## PROBLEM TO SOLVE
Filter the data for lines with the word "ngành", then copy every line so identified.
-- start of ENTRIES PROVIDED --
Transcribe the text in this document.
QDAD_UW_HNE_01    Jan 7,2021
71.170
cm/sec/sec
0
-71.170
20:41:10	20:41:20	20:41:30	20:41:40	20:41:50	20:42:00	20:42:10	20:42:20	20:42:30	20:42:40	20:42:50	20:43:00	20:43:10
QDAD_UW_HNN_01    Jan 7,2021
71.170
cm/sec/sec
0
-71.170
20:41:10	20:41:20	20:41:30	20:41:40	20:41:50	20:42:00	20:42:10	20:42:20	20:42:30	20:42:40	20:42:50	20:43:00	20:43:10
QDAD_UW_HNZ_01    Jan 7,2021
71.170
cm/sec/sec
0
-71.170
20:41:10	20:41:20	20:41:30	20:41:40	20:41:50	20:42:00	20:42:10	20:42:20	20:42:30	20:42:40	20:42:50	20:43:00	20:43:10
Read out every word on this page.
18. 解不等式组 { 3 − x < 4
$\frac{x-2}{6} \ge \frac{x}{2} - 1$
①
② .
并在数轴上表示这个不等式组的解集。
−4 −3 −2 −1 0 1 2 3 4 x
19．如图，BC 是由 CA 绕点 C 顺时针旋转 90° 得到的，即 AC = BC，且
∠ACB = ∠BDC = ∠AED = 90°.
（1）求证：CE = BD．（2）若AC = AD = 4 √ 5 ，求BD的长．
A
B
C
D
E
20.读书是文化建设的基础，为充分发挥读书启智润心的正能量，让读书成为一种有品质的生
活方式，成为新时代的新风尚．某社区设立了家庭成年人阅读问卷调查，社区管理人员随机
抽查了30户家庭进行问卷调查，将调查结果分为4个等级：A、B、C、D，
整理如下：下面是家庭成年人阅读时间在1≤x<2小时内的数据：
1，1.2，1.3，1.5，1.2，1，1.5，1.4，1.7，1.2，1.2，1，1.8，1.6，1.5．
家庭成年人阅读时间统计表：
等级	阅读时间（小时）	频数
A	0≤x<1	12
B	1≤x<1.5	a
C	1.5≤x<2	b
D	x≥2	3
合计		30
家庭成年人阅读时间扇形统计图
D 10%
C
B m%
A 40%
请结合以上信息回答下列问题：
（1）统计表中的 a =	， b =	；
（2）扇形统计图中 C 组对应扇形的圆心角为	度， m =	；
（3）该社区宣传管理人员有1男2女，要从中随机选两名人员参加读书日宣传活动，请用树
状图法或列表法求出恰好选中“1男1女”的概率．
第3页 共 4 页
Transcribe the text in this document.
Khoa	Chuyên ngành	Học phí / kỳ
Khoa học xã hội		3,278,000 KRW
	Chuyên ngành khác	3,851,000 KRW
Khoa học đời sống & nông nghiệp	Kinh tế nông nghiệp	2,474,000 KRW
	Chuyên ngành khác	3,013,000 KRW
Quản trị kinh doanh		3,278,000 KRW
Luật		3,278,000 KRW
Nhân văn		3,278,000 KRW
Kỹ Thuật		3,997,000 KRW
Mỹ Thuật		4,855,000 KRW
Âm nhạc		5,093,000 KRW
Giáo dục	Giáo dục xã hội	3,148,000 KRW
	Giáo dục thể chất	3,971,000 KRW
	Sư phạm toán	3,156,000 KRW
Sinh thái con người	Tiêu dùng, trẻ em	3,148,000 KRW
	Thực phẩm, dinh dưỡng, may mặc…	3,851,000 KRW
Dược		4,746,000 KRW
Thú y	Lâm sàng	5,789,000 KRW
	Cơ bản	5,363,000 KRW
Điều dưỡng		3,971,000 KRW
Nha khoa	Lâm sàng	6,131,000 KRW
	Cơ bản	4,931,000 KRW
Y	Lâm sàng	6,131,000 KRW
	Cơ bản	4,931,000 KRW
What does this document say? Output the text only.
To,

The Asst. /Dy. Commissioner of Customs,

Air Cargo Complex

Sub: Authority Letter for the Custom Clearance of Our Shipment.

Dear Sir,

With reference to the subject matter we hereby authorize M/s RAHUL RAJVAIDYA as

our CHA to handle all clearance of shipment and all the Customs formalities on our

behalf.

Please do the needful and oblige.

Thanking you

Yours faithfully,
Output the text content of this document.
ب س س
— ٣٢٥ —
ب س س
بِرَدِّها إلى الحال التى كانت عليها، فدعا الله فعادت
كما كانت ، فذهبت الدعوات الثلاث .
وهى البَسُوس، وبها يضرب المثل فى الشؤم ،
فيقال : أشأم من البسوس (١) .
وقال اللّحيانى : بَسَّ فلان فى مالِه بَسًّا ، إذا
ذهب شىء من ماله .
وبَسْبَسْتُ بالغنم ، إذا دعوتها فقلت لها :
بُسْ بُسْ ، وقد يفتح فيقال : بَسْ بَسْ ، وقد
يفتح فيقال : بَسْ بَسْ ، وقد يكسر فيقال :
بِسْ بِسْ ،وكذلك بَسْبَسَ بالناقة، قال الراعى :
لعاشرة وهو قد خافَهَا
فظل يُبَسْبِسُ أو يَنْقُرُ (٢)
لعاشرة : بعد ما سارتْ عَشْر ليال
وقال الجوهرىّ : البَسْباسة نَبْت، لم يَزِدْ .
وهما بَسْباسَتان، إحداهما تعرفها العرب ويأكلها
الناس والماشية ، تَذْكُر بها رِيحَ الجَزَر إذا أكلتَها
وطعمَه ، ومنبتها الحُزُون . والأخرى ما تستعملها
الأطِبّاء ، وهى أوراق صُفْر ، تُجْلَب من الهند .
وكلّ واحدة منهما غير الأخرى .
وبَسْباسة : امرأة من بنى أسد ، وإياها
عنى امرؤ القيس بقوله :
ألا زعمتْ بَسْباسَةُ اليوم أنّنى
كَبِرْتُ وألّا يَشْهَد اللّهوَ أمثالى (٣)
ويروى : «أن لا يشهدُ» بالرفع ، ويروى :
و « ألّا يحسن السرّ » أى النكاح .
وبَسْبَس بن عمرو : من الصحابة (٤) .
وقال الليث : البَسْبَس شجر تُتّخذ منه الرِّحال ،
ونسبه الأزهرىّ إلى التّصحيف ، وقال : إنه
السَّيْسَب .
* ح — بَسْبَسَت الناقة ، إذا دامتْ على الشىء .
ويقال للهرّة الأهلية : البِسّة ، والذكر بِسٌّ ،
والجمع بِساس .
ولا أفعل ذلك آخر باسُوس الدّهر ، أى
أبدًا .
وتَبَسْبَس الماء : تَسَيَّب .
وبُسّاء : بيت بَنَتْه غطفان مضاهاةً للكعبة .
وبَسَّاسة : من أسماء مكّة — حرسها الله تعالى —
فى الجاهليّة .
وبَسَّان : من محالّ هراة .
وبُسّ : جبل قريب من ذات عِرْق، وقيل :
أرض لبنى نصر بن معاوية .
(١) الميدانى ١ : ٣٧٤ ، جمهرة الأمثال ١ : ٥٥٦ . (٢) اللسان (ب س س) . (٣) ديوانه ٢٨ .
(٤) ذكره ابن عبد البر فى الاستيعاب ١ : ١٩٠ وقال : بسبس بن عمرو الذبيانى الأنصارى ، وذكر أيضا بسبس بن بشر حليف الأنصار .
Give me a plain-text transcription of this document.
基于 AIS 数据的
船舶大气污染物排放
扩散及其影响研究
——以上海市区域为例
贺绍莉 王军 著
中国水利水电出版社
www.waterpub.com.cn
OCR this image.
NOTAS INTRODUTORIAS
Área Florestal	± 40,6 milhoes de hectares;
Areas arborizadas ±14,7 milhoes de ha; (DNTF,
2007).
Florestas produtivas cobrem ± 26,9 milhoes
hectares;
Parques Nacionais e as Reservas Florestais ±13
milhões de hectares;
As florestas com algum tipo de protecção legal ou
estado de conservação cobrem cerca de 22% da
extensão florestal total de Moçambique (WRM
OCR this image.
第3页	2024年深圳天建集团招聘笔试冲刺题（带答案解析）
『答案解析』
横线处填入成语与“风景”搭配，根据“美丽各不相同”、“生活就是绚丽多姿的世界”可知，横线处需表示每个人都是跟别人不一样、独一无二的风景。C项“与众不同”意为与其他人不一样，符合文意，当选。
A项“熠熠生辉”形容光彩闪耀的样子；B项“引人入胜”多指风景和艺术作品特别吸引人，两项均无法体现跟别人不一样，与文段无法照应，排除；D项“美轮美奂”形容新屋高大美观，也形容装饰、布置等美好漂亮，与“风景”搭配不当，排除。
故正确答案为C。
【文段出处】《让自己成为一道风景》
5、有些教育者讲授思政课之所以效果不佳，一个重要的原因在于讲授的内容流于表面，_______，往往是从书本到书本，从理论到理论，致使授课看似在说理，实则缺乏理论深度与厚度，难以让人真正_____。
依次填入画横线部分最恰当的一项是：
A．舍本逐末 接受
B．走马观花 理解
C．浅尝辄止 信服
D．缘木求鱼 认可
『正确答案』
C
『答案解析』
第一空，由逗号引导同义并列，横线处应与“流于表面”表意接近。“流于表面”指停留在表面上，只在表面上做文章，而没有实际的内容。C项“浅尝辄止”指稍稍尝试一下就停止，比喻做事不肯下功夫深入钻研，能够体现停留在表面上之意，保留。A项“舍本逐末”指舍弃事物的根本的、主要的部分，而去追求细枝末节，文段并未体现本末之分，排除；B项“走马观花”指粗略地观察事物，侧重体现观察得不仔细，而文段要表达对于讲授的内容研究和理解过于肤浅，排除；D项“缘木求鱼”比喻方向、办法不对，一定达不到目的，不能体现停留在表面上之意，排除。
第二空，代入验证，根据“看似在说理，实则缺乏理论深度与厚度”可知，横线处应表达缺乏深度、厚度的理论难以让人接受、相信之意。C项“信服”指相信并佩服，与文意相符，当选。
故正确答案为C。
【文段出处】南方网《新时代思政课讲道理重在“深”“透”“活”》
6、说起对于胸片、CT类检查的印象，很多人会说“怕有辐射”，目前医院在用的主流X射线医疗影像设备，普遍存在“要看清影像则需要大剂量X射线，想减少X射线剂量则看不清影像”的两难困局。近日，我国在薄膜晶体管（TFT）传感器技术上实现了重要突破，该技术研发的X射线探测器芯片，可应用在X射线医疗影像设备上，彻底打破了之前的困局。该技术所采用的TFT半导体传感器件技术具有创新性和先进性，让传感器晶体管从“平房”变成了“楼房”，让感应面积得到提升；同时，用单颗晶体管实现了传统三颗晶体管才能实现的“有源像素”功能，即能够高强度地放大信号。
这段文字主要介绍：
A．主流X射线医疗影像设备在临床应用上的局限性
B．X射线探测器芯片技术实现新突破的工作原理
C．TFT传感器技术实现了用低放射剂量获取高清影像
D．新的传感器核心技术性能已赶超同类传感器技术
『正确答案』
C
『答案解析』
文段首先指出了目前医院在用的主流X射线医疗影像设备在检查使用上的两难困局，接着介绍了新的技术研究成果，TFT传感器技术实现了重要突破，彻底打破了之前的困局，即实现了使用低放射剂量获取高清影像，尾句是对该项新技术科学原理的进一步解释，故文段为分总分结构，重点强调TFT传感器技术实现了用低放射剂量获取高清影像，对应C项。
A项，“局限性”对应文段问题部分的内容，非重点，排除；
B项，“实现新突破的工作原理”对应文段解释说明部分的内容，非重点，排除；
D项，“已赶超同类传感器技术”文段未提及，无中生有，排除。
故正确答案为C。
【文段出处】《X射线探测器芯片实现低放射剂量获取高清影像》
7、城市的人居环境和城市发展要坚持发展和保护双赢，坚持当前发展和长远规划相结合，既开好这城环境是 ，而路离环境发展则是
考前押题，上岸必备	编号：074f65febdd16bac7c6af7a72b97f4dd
-- end of ENTRIES PROVIDED --
## OUTPUT
Khoa	Chuyên ngành	Học phí / kỳ
	Chuyên ngành khác	3,851,000 KRW
	Chuyên ngành khác	3,013,000 KRW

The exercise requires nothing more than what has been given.